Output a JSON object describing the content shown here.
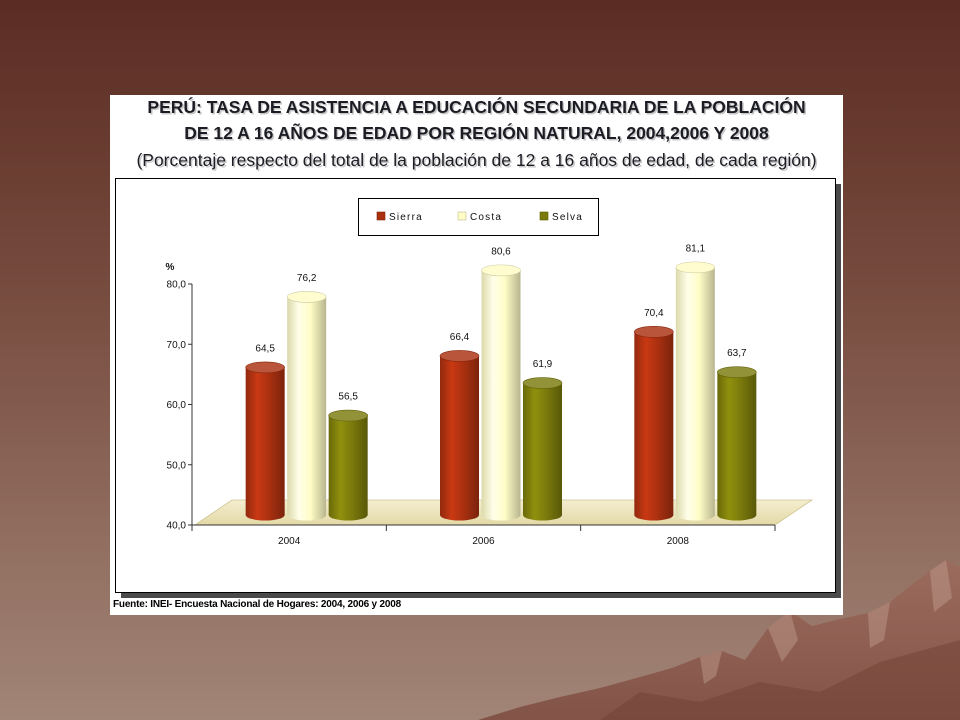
{
  "chart_data": {
    "type": "bar",
    "style": "3d-cylinder",
    "title_lines": [
      "PERÚ: TASA DE ASISTENCIA A EDUCACIÓN SECUNDARIA DE LA POBLACIÓN",
      "DE 12 A 16 AÑOS DE EDAD POR REGIÓN NATURAL, 2004,2006 Y 2008"
    ],
    "subtitle": "(Porcentaje respecto del total de la población de 12 a 16 años de edad, de cada región)",
    "xlabel": "",
    "ylabel": "%",
    "categories": [
      "2004",
      "2006",
      "2008"
    ],
    "series": [
      {
        "name": "Sierra",
        "values": [
          64.5,
          66.4,
          70.4
        ],
        "labels": [
          "64,5",
          "66,4",
          "70,4"
        ],
        "color": "#aa3010"
      },
      {
        "name": "Costa",
        "values": [
          76.2,
          80.6,
          81.1
        ],
        "labels": [
          "76,2",
          "80,6",
          "81,1"
        ],
        "color": "#fffcc6"
      },
      {
        "name": "Selva",
        "values": [
          56.5,
          61.9,
          63.7
        ],
        "labels": [
          "56,5",
          "61,9",
          "63,7"
        ],
        "color": "#7a7a0c"
      }
    ],
    "ylim": [
      40,
      80
    ],
    "yticks": [
      40,
      50,
      60,
      70,
      80
    ],
    "ytick_labels": [
      "40,0",
      "50,0",
      "60,0",
      "70,0",
      "80,0"
    ],
    "grid": false,
    "legend": "top-center"
  },
  "source": "Fuente: INEI- Encuesta Nacional de Hogares: 2004, 2006 y 2008"
}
------------------------------------------------
→ **EXERCISE PROMPT**
Give the data again exactly as written, with all pictures left out.

→ **EXERCISE SOLUTION**
Output a JSON object describing the content shown here.
{
  "chart_data": {
    "type": "bar",
    "style": "3d-cylinder",
    "title_lines": [
      "PERÚ: TASA DE ASISTENCIA A EDUCACIÓN SECUNDARIA DE LA POBLACIÓN",
      "DE 12 A 16 AÑOS DE EDAD POR REGIÓN NATURAL, 2004,2006 Y 2008"
    ],
    "subtitle": "(Porcentaje respecto del total de la población de 12 a 16 años de edad, de cada región)",
    "xlabel": "",
    "ylabel": "%",
    "categories": [
      "2004",
      "2006",
      "2008"
    ],
    "series": [
      {
        "name": "Sierra",
        "values": [
          64.5,
          66.4,
          70.4
        ],
        "labels": [
          "64,5",
          "66,4",
          "70,4"
        ],
        "color": "#aa3010"
      },
      {
        "name": "Costa",
        "values": [
          76.2,
          80.6,
          81.1
        ],
        "labels": [
          "76,2",
          "80,6",
          "81,1"
        ],
        "color": "#fffcc6"
      },
      {
        "name": "Selva",
        "values": [
          56.5,
          61.9,
          63.7
        ],
        "labels": [
          "56,5",
          "61,9",
          "63,7"
        ],
        "color": "#7a7a0c"
      }
    ],
    "ylim": [
      40,
      80
    ],
    "yticks": [
      40,
      50,
      60,
      70,
      80
    ],
    "ytick_labels": [
      "40,0",
      "50,0",
      "60,0",
      "70,0",
      "80,0"
    ],
    "grid": false,
    "legend": "top-center"
  },
  "source": "Fuente: INEI- Encuesta Nacional de Hogares: 2004, 2006 y 2008"
}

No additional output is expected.